**What is asked**
Answer these from the text on the integral's behavior as x tends to 0:
(a) What value does the text give for the limit in (1)?
(b) What theorem does the text say gives (2)?
(c) What is the lower limit of integration in the integral labeled (3)?

Asymptotic behavior of integral $\int_1^\infty \frac{e^{-xt}}{\sqrt{1+t^2}}dt$ as $x \to 0$

You may prove that $$ \lim_{x\to 0^+}\frac{\int_{1}^{+\infty}\frac{e^{-xt}}{\sqrt{1+t^2}}\,dt}{-\log x}=1 \tag{1}$$ by proving that: $$ \lim_{x\to 0^+}\frac{\frac{d}{dx}\int_{1}^{+\infty}\frac{e^{-xt}}{\sqrt{1+t^2}}\,dt}{-1/x}=\lim_{x\to 0^+}\int_{1}^{+\infty}\frac{xt e^{-xt}}{\sqrt{1+t^2}}\,dt = 1.\tag{2} $$ The last integral equals: $$ \int_{x}^{+\infty}\frac{t}{\sqrt{x^2+t^2}}\cdot e^{-t}\,dt\tag{3}$$ hence $(2)$ (then $(1)$) follows from the dominated convergence theorem.

**Stored data**
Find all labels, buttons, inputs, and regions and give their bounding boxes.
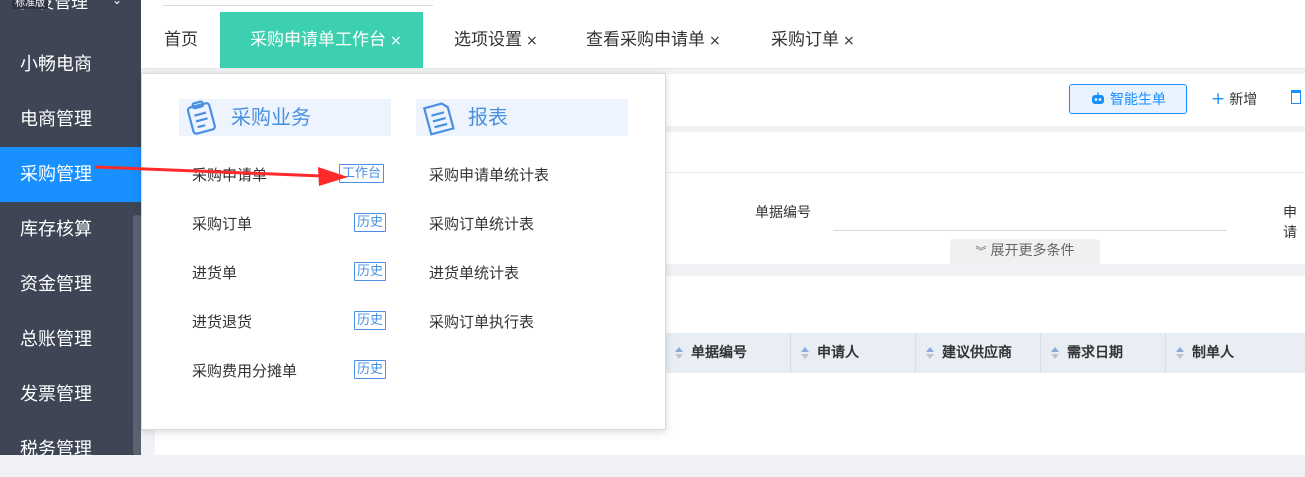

**Task output**
(a) 1
(b) The dominated convergence theorem
(c) x